• _Material for this task_
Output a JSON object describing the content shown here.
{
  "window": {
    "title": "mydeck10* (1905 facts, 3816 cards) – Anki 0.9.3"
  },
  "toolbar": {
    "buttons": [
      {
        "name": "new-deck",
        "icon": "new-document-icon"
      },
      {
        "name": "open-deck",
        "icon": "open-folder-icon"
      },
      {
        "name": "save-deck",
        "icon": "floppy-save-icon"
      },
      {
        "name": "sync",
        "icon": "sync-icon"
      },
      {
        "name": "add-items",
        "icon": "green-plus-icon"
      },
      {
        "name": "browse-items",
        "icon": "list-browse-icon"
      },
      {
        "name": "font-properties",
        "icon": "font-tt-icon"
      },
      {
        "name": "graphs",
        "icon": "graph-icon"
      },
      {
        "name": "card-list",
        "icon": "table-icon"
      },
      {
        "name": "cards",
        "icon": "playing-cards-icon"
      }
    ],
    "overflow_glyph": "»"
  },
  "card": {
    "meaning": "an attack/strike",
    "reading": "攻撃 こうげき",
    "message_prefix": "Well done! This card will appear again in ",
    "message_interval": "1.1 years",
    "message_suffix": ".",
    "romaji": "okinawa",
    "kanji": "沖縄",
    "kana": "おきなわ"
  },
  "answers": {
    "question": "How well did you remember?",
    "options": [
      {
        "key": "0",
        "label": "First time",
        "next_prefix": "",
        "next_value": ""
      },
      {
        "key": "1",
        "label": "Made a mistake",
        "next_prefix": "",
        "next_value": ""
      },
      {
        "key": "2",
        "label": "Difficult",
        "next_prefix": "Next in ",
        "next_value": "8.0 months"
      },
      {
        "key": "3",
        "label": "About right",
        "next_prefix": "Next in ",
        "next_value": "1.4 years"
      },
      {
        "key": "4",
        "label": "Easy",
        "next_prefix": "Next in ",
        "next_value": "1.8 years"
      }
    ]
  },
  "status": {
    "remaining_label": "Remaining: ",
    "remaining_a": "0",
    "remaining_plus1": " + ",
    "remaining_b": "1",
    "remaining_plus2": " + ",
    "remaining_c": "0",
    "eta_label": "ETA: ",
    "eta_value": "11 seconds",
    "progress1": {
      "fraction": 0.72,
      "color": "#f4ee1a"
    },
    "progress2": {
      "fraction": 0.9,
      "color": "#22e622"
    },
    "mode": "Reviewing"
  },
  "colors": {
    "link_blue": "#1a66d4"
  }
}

• _Exercise requirements_
Where a line in the material above holds "save", copy that line.

• _Correct result_
        "name": "save-deck",
        "icon": "floppy-save-icon"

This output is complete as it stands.